■ WRITTEN EXERCISE:
Without the pictures, can you quote each line below exactly?

■ TASK MATERIAL:
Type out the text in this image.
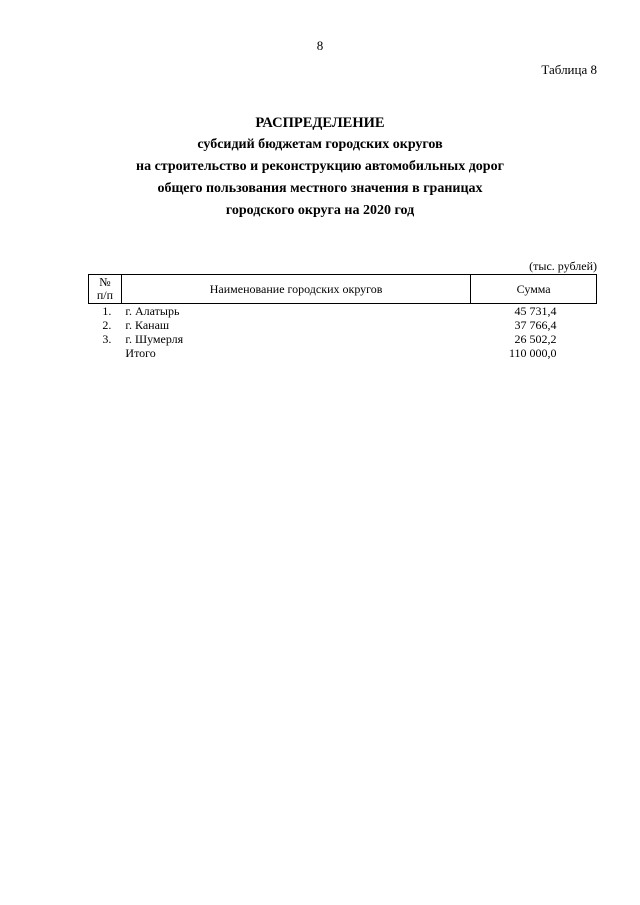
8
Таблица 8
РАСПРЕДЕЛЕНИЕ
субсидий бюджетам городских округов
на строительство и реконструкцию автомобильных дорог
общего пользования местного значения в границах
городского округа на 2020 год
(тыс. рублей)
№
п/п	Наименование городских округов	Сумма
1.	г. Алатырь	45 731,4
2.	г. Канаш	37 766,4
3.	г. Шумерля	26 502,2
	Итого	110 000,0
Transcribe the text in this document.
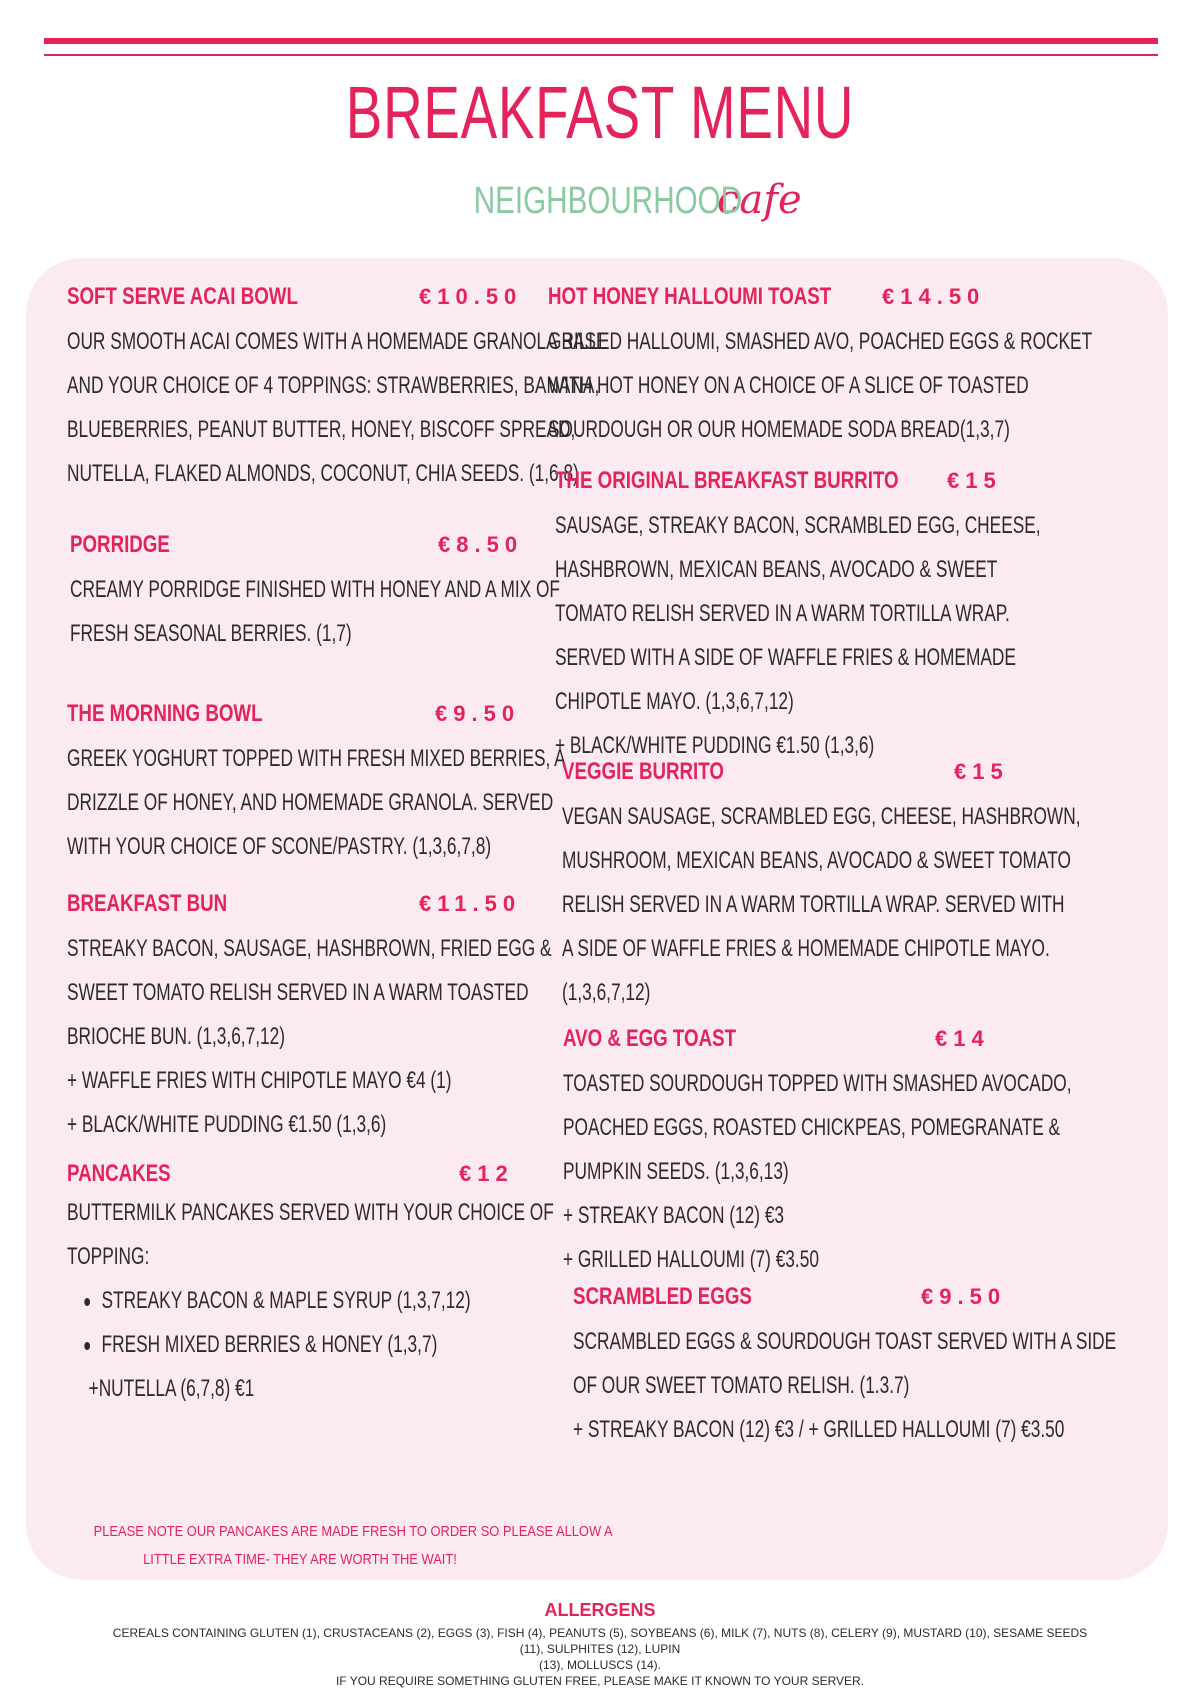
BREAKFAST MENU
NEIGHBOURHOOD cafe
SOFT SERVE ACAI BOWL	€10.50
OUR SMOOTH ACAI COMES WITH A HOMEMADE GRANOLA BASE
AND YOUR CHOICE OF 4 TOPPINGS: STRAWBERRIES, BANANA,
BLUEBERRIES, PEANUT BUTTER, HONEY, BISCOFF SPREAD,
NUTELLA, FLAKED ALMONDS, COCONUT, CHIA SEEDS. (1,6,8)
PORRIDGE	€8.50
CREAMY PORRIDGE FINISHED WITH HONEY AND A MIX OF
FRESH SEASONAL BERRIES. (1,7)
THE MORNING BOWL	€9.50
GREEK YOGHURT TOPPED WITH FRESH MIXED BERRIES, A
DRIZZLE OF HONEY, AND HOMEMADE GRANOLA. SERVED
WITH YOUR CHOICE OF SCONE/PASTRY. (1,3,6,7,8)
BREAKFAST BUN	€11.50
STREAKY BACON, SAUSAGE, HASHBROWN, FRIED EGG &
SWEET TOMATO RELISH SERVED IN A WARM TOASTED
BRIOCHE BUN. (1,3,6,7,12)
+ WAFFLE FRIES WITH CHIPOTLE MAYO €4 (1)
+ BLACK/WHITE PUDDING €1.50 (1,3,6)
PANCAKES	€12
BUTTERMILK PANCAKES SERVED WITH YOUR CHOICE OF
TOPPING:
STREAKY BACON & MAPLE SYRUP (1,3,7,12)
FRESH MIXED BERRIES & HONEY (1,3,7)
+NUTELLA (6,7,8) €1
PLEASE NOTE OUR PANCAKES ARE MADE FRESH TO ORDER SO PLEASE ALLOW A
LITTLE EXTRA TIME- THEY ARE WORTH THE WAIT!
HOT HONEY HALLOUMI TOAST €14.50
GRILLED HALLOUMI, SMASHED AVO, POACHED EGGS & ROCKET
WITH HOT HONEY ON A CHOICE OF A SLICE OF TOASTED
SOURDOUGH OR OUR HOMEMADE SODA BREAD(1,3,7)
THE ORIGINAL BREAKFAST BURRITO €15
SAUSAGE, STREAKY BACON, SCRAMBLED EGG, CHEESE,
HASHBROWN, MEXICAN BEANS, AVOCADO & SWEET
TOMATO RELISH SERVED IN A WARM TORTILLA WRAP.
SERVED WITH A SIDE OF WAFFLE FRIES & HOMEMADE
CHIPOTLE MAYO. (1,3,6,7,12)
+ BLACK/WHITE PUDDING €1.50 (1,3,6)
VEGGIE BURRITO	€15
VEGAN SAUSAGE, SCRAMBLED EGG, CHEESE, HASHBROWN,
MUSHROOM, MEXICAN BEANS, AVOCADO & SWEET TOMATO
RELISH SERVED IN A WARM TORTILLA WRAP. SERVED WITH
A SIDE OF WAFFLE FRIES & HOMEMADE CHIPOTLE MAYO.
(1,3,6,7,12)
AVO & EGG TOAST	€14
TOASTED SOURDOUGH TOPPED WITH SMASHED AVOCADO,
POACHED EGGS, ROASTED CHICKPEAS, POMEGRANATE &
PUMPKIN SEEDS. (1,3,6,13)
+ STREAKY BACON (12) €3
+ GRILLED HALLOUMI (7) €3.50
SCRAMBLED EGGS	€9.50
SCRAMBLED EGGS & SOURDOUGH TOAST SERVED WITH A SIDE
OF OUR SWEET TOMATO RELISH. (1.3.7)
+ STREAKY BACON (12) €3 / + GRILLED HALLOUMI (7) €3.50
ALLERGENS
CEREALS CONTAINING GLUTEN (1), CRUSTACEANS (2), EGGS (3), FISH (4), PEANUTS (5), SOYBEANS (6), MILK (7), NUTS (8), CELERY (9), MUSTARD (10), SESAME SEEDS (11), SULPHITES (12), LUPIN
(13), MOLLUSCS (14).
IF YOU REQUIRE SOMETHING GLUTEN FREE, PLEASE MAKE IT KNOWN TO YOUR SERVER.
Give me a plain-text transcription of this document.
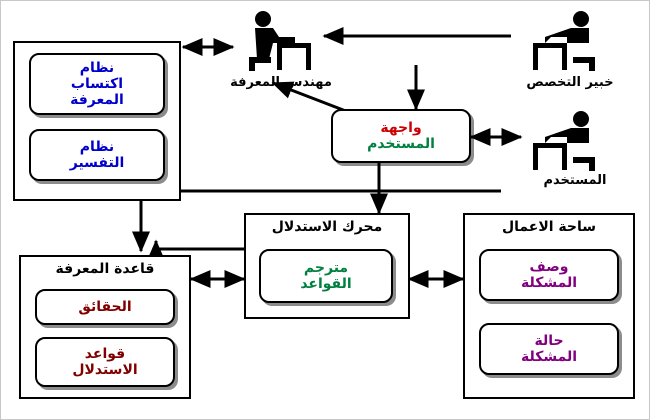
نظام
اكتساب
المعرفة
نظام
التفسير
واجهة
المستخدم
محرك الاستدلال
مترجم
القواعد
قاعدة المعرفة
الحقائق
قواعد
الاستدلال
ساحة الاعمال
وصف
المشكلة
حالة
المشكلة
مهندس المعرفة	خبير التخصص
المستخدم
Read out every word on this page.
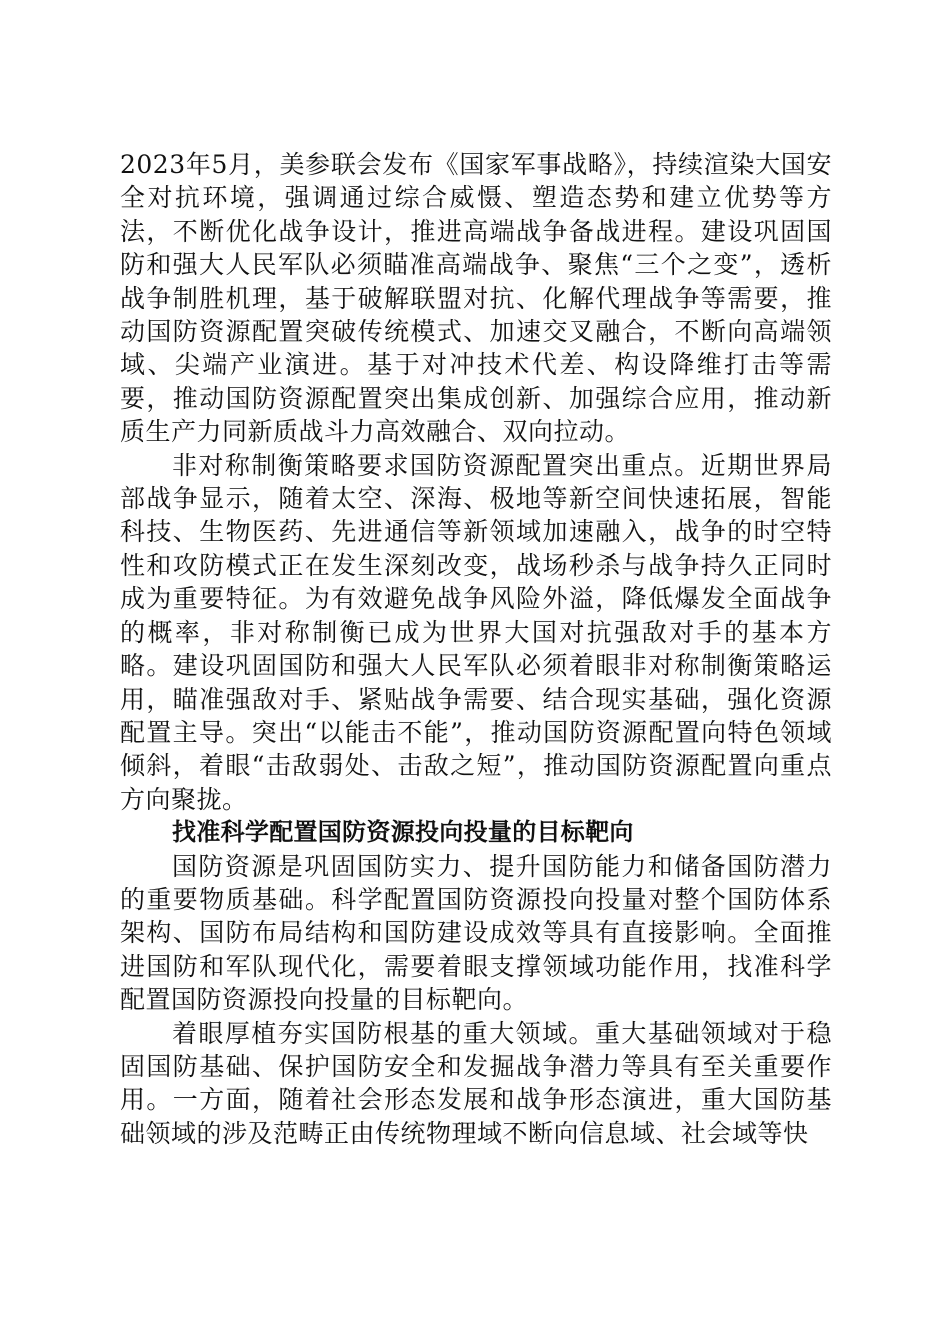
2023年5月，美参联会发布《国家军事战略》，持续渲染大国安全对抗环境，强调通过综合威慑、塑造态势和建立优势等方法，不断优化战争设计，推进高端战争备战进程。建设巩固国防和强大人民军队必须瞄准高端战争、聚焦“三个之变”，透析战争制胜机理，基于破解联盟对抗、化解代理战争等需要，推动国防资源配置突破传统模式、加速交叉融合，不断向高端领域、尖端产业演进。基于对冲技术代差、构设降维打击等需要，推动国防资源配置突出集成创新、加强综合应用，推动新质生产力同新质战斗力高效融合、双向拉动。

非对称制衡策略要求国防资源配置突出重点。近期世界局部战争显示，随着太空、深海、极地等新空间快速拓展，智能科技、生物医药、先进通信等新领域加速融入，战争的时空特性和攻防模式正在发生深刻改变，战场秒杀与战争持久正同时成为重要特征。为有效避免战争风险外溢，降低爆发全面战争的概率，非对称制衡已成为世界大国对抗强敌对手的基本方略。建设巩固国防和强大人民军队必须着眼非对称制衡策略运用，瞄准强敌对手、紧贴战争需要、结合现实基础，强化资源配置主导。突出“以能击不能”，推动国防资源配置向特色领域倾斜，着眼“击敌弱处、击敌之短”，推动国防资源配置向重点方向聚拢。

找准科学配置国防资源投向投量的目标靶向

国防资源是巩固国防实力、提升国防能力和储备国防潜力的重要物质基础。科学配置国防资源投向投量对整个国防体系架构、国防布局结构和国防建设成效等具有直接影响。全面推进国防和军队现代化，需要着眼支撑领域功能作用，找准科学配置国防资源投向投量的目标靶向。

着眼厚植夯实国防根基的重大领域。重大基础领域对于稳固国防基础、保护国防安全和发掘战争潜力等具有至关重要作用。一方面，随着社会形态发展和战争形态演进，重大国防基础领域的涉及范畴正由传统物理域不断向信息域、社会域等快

■ EXERCISE OUTPUT:
Type out the text in this image.
8
Таблица 8
РАСПРЕДЕЛЕНИЕ
субсидий бюджетам городских округов
на строительство и реконструкцию автомобильных дорог
общего пользования местного значения в границах
городского округа на 2020 год
(тыс. рублей)
№
п/п	Наименование городских округов	Сумма
1.	г. Алатырь	45 731,4
2.	г. Канаш	37 766,4
3.	г. Шумерля	26 502,2
	Итого	110 000,0
Transcribe the text in this document.
BREAKFAST MENU
NEIGHBOURHOOD cafe
SOFT SERVE ACAI BOWL	€10.50
OUR SMOOTH ACAI COMES WITH A HOMEMADE GRANOLA BASE
AND YOUR CHOICE OF 4 TOPPINGS: STRAWBERRIES, BANANA,
BLUEBERRIES, PEANUT BUTTER, HONEY, BISCOFF SPREAD,
NUTELLA, FLAKED ALMONDS, COCONUT, CHIA SEEDS. (1,6,8)
PORRIDGE	€8.50
CREAMY PORRIDGE FINISHED WITH HONEY AND A MIX OF
FRESH SEASONAL BERRIES. (1,7)
THE MORNING BOWL	€9.50
GREEK YOGHURT TOPPED WITH FRESH MIXED BERRIES, A
DRIZZLE OF HONEY, AND HOMEMADE GRANOLA. SERVED
WITH YOUR CHOICE OF SCONE/PASTRY. (1,3,6,7,8)
BREAKFAST BUN	€11.50
STREAKY BACON, SAUSAGE, HASHBROWN, FRIED EGG &
SWEET TOMATO RELISH SERVED IN A WARM TOASTED
BRIOCHE BUN. (1,3,6,7,12)
+ WAFFLE FRIES WITH CHIPOTLE MAYO €4 (1)
+ BLACK/WHITE PUDDING €1.50 (1,3,6)
PANCAKES	€12
BUTTERMILK PANCAKES SERVED WITH YOUR CHOICE OF
TOPPING:
STREAKY BACON & MAPLE SYRUP (1,3,7,12)
FRESH MIXED BERRIES & HONEY (1,3,7)
+NUTELLA (6,7,8) €1
PLEASE NOTE OUR PANCAKES ARE MADE FRESH TO ORDER SO PLEASE ALLOW A
LITTLE EXTRA TIME- THEY ARE WORTH THE WAIT!
HOT HONEY HALLOUMI TOAST €14.50
GRILLED HALLOUMI, SMASHED AVO, POACHED EGGS & ROCKET
WITH HOT HONEY ON A CHOICE OF A SLICE OF TOASTED
SOURDOUGH OR OUR HOMEMADE SODA BREAD(1,3,7)
THE ORIGINAL BREAKFAST BURRITO €15
SAUSAGE, STREAKY BACON, SCRAMBLED EGG, CHEESE,
HASHBROWN, MEXICAN BEANS, AVOCADO & SWEET
TOMATO RELISH SERVED IN A WARM TORTILLA WRAP.
SERVED WITH A SIDE OF WAFFLE FRIES & HOMEMADE
CHIPOTLE MAYO. (1,3,6,7,12)
+ BLACK/WHITE PUDDING €1.50 (1,3,6)
VEGGIE BURRITO	€15
VEGAN SAUSAGE, SCRAMBLED EGG, CHEESE, HASHBROWN,
MUSHROOM, MEXICAN BEANS, AVOCADO & SWEET TOMATO
RELISH SERVED IN A WARM TORTILLA WRAP. SERVED WITH
A SIDE OF WAFFLE FRIES & HOMEMADE CHIPOTLE MAYO.
(1,3,6,7,12)
AVO & EGG TOAST	€14
TOASTED SOURDOUGH TOPPED WITH SMASHED AVOCADO,
POACHED EGGS, ROASTED CHICKPEAS, POMEGRANATE &
PUMPKIN SEEDS. (1,3,6,13)
+ STREAKY BACON (12) €3
+ GRILLED HALLOUMI (7) €3.50
SCRAMBLED EGGS	€9.50
SCRAMBLED EGGS & SOURDOUGH TOAST SERVED WITH A SIDE
OF OUR SWEET TOMATO RELISH. (1.3.7)
+ STREAKY BACON (12) €3 / + GRILLED HALLOUMI (7) €3.50
ALLERGENS
CEREALS CONTAINING GLUTEN (1), CRUSTACEANS (2), EGGS (3), FISH (4), PEANUTS (5), SOYBEANS (6), MILK (7), NUTS (8), CELERY (9), MUSTARD (10), SESAME SEEDS (11), SULPHITES (12), LUPIN
(13), MOLLUSCS (14).
IF YOU REQUIRE SOMETHING GLUTEN FREE, PLEASE MAKE IT KNOWN TO YOUR SERVER.
Give me a plain-text transcription of this document.
نظام
اكتساب
المعرفة
نظام
التفسير
واجهة
المستخدم
محرك الاستدلال
مترجم
القواعد
قاعدة المعرفة
الحقائق
قواعد
الاستدلال
ساحة الاعمال
وصف
المشكلة
حالة
المشكلة
مهندس المعرفة	خبير التخصص
المستخدم
Read out every word on this page.
2023年5月，美参联会发布《国家军事战略》，持续渲染大国安全对抗环境，强调通过综合威慑、塑造态势和建立优势等方法，不断优化战争设计，推进高端战争备战进程。建设巩固国防和强大人民军队必须瞄准高端战争、聚焦“三个之变”，透析战争制胜机理，基于破解联盟对抗、化解代理战争等需要，推动国防资源配置突破传统模式、加速交叉融合，不断向高端领域、尖端产业演进。基于对冲技术代差、构设降维打击等需要，推动国防资源配置突出集成创新、加强综合应用，推动新质生产力同新质战斗力高效融合、双向拉动。

非对称制衡策略要求国防资源配置突出重点。近期世界局部战争显示，随着太空、深海、极地等新空间快速拓展，智能科技、生物医药、先进通信等新领域加速融入，战争的时空特性和攻防模式正在发生深刻改变，战场秒杀与战争持久正同时成为重要特征。为有效避免战争风险外溢，降低爆发全面战争的概率，非对称制衡已成为世界大国对抗强敌对手的基本方略。建设巩固国防和强大人民军队必须着眼非对称制衡策略运用，瞄准强敌对手、紧贴战争需要、结合现实基础，强化资源配置主导。突出“以能击不能”，推动国防资源配置向特色领域倾斜，着眼“击敌弱处、击敌之短”，推动国防资源配置向重点方向聚拢。

找准科学配置国防资源投向投量的目标靶向

国防资源是巩固国防实力、提升国防能力和储备国防潜力的重要物质基础。科学配置国防资源投向投量对整个国防体系架构、国防布局结构和国防建设成效等具有直接影响。全面推进国防和军队现代化，需要着眼支撑领域功能作用，找准科学配置国防资源投向投量的目标靶向。

着眼厚植夯实国防根基的重大领域。重大基础领域对于稳固国防基础、保护国防安全和发掘战争潜力等具有至关重要作用。一方面，随着社会形态发展和战争形态演进，重大国防基础领域的涉及范畴正由传统物理域不断向信息域、社会域等快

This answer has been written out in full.